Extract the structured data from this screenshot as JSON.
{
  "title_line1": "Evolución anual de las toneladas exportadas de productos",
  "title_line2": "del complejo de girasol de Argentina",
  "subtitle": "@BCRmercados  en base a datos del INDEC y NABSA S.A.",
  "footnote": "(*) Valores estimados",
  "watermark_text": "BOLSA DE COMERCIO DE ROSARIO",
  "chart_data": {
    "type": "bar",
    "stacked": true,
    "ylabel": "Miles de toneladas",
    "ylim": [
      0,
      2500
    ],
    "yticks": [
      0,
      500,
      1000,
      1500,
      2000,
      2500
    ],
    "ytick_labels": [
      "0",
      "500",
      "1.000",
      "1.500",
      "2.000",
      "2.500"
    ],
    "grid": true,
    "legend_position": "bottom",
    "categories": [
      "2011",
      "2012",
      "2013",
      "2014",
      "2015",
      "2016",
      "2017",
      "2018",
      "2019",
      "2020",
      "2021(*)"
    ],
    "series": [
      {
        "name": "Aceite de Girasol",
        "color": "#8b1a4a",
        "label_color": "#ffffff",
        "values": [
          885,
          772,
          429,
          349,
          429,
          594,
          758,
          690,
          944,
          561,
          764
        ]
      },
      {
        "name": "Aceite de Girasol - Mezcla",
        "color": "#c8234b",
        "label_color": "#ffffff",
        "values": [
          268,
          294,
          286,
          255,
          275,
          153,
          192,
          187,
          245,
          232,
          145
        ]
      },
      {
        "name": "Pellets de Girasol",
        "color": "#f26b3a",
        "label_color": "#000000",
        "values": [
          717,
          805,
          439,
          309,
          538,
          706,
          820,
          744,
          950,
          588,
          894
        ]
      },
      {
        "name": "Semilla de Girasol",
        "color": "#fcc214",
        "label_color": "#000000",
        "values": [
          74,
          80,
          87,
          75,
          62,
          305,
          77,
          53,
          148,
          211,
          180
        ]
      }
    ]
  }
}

__Task to carry out__
From the records above, extract every line exactly as it stands.

__In response__
Extract the structured data from this screenshot as JSON.
{
  "title_line1": "Evolución anual de las toneladas exportadas de productos",
  "title_line2": "del complejo de girasol de Argentina",
  "subtitle": "@BCRmercados  en base a datos del INDEC y NABSA S.A.",
  "footnote": "(*) Valores estimados",
  "watermark_text": "BOLSA DE COMERCIO DE ROSARIO",
  "chart_data": {
    "type": "bar",
    "stacked": true,
    "ylabel": "Miles de toneladas",
    "ylim": [
      0,
      2500
    ],
    "yticks": [
      0,
      500,
      1000,
      1500,
      2000,
      2500
    ],
    "ytick_labels": [
      "0",
      "500",
      "1.000",
      "1.500",
      "2.000",
      "2.500"
    ],
    "grid": true,
    "legend_position": "bottom",
    "categories": [
      "2011",
      "2012",
      "2013",
      "2014",
      "2015",
      "2016",
      "2017",
      "2018",
      "2019",
      "2020",
      "2021(*)"
    ],
    "series": [
      {
        "name": "Aceite de Girasol",
        "color": "#8b1a4a",
        "label_color": "#ffffff",
        "values": [
          885,
          772,
          429,
          349,
          429,
          594,
          758,
          690,
          944,
          561,
          764
        ]
      },
      {
        "name": "Aceite de Girasol - Mezcla",
        "color": "#c8234b",
        "label_color": "#ffffff",
        "values": [
          268,
          294,
          286,
          255,
          275,
          153,
          192,
          187,
          245,
          232,
          145
        ]
      },
      {
        "name": "Pellets de Girasol",
        "color": "#f26b3a",
        "label_color": "#000000",
        "values": [
          717,
          805,
          439,
          309,
          538,
          706,
          820,
          744,
          950,
          588,
          894
        ]
      },
      {
        "name": "Semilla de Girasol",
        "color": "#fcc214",
        "label_color": "#000000",
        "values": [
          74,
          80,
          87,
          75,
          62,
          305,
          77,
          53,
          148,
          211,
          180
        ]
      }
    ]
  }
}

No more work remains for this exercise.